┌────────

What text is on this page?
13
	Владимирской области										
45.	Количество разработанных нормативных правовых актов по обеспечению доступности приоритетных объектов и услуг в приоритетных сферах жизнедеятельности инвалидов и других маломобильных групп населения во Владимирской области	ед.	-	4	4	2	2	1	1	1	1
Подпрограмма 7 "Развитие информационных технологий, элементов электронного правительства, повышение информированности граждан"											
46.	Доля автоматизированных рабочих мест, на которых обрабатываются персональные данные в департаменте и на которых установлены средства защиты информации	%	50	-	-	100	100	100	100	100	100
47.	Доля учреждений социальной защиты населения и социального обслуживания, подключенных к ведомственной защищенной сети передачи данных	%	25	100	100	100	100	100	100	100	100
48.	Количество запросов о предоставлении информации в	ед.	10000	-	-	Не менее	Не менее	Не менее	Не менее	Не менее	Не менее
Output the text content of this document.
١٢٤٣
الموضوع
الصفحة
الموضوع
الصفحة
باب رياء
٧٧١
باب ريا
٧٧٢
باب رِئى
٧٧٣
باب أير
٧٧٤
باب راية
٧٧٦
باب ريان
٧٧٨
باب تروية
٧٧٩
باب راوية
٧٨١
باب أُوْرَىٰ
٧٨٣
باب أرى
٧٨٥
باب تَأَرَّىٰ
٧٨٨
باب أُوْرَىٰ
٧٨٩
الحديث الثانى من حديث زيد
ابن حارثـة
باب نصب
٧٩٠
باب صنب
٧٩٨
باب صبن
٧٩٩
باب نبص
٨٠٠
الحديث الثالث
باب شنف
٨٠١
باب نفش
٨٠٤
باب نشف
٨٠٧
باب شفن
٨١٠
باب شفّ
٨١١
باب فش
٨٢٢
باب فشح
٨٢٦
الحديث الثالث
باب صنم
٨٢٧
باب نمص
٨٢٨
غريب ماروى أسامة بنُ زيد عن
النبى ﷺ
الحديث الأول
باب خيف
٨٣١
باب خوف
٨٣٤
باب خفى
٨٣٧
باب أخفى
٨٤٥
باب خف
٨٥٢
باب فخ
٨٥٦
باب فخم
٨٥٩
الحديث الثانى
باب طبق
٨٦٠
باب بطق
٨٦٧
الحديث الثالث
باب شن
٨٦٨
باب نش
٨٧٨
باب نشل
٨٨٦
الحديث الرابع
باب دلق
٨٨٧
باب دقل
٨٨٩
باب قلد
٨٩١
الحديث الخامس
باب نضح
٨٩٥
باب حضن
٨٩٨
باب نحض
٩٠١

└────────
┌────────

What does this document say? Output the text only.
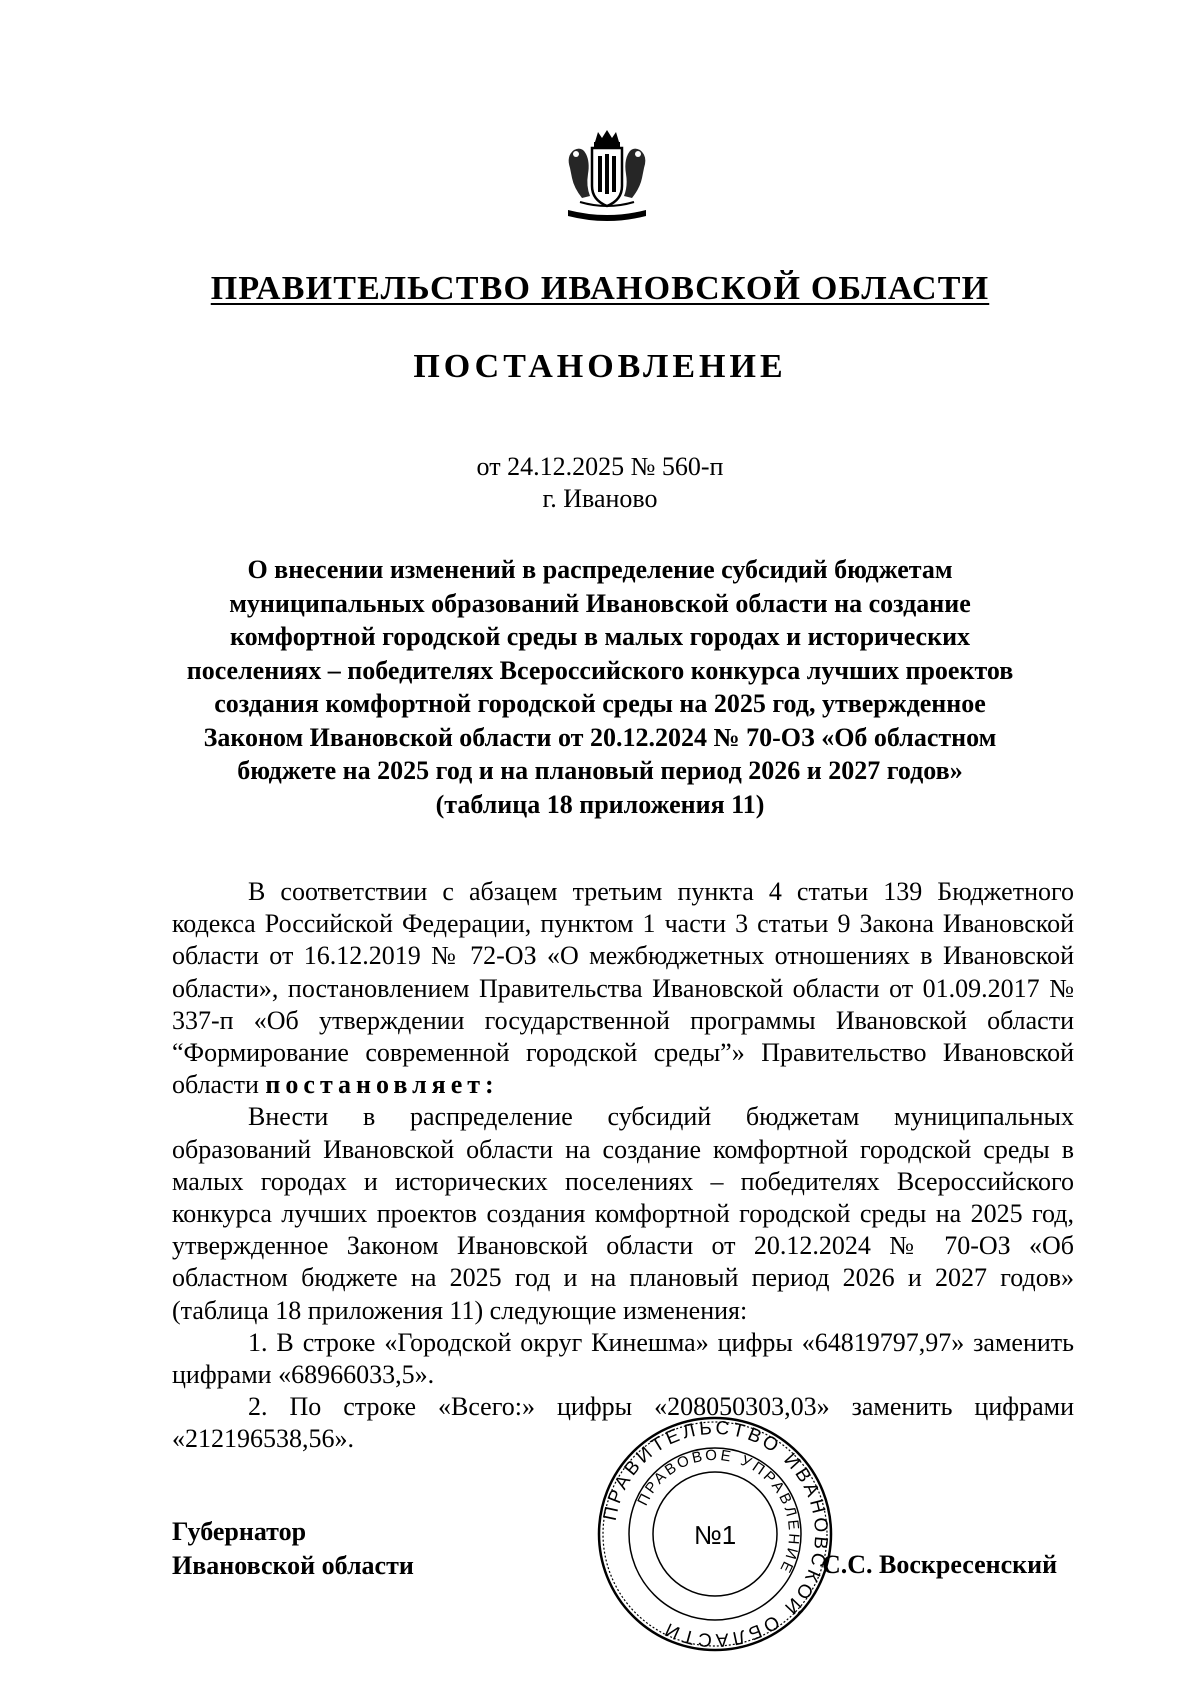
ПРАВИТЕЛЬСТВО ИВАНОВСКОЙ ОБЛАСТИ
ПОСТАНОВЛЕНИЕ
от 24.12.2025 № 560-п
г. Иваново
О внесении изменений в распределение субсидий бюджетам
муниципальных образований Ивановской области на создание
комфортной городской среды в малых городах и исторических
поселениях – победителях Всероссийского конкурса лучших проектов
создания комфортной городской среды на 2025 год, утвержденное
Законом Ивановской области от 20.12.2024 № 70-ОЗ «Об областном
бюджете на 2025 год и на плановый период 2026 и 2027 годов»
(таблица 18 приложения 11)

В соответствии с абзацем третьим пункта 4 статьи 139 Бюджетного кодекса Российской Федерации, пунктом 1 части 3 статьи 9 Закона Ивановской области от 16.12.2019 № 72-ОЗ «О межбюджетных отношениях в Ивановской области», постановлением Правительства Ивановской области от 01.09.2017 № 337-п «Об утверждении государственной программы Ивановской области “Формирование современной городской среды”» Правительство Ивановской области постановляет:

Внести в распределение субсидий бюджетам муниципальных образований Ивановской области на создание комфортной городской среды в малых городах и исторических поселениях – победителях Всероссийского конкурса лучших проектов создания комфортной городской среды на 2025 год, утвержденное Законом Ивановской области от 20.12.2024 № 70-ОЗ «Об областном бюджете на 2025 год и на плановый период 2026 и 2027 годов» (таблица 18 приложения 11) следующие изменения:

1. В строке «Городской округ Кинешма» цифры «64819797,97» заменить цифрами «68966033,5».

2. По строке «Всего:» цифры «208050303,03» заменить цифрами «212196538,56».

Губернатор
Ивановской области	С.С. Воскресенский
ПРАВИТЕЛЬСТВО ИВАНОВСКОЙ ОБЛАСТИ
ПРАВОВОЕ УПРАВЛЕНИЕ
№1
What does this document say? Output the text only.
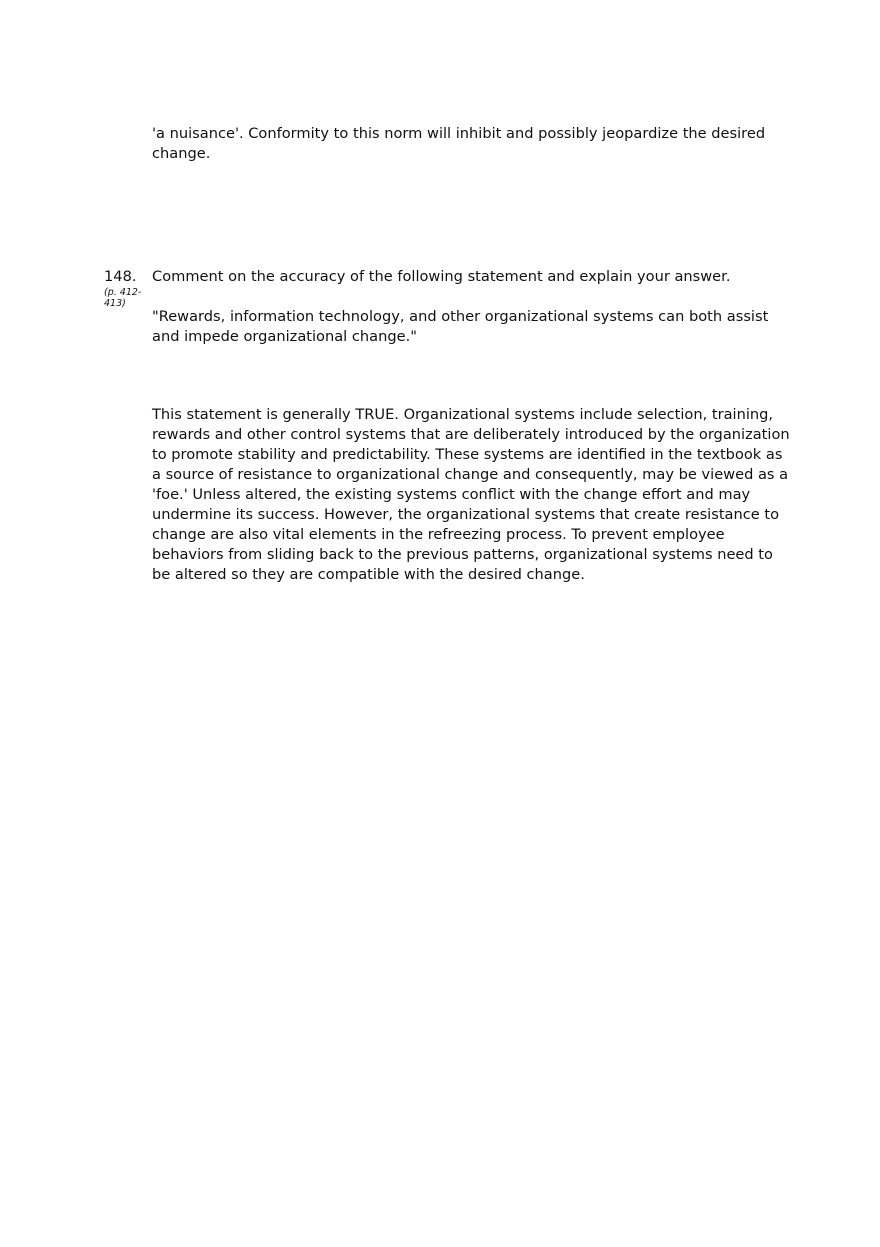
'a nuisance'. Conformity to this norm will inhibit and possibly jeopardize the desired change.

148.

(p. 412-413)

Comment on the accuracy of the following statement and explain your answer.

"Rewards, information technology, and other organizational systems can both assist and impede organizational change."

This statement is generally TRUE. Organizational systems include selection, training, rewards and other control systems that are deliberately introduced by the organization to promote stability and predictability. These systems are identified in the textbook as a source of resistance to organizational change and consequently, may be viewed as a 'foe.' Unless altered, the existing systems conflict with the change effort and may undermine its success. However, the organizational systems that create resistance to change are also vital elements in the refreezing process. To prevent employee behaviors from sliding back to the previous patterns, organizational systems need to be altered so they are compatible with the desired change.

└────────
┌────────

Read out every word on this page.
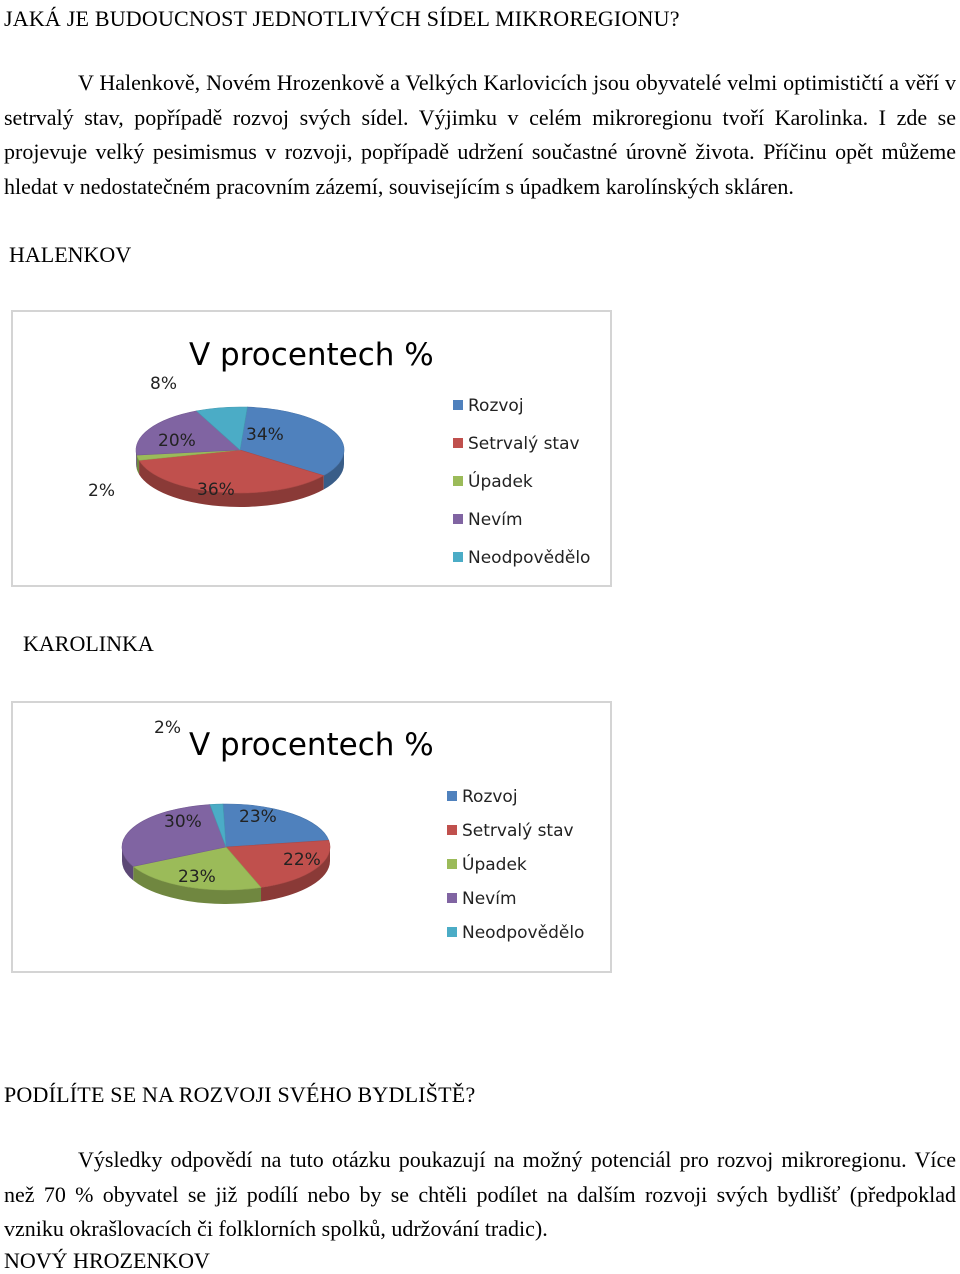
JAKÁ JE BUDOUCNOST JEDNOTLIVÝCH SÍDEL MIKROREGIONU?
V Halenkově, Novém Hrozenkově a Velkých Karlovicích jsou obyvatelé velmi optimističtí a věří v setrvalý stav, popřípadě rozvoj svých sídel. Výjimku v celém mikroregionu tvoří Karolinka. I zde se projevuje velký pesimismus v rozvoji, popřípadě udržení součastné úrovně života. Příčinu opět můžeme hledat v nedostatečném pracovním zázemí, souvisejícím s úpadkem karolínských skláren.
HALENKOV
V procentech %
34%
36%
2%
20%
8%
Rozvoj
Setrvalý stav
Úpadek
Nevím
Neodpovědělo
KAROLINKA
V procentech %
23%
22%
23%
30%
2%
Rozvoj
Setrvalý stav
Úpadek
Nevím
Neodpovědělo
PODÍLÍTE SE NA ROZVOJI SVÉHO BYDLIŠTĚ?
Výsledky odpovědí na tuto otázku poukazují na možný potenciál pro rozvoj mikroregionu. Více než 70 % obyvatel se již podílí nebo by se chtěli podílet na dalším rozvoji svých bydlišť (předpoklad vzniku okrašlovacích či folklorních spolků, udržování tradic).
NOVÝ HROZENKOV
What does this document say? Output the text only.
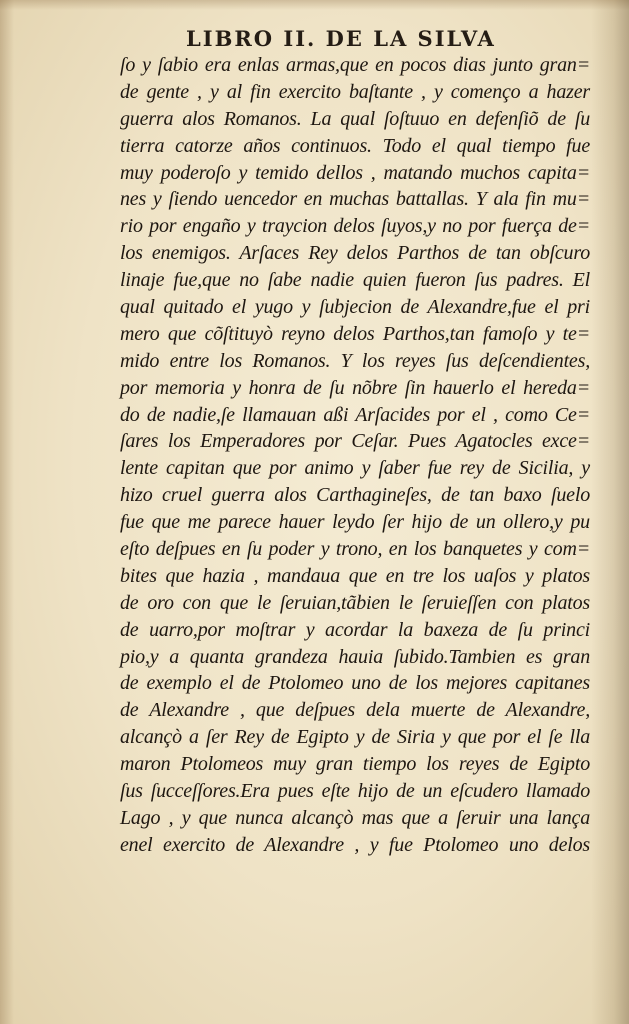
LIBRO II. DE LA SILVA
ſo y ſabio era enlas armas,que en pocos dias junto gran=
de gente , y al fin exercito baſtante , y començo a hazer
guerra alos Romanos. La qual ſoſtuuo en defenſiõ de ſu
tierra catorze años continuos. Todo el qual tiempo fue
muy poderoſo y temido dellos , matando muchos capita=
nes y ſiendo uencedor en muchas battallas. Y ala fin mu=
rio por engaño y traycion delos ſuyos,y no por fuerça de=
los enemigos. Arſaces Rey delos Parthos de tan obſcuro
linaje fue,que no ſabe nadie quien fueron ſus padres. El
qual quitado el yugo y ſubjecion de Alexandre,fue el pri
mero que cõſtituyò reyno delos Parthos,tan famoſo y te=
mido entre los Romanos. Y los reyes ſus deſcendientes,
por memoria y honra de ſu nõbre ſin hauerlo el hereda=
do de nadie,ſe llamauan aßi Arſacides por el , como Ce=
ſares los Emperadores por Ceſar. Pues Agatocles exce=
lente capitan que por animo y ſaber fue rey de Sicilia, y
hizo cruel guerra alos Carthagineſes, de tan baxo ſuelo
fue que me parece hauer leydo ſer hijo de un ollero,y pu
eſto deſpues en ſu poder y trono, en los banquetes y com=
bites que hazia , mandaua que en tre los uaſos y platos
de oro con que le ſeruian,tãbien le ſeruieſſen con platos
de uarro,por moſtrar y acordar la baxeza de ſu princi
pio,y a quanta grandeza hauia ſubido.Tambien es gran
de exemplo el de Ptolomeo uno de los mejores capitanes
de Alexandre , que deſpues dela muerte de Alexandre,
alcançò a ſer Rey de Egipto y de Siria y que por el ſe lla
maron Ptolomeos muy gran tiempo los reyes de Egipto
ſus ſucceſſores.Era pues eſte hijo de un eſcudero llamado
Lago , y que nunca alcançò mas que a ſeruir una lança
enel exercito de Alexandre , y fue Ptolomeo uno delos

└────────

Do this → Report how many lines in the records hold the word "Доля", giving the number and nothing else.

The reply → 2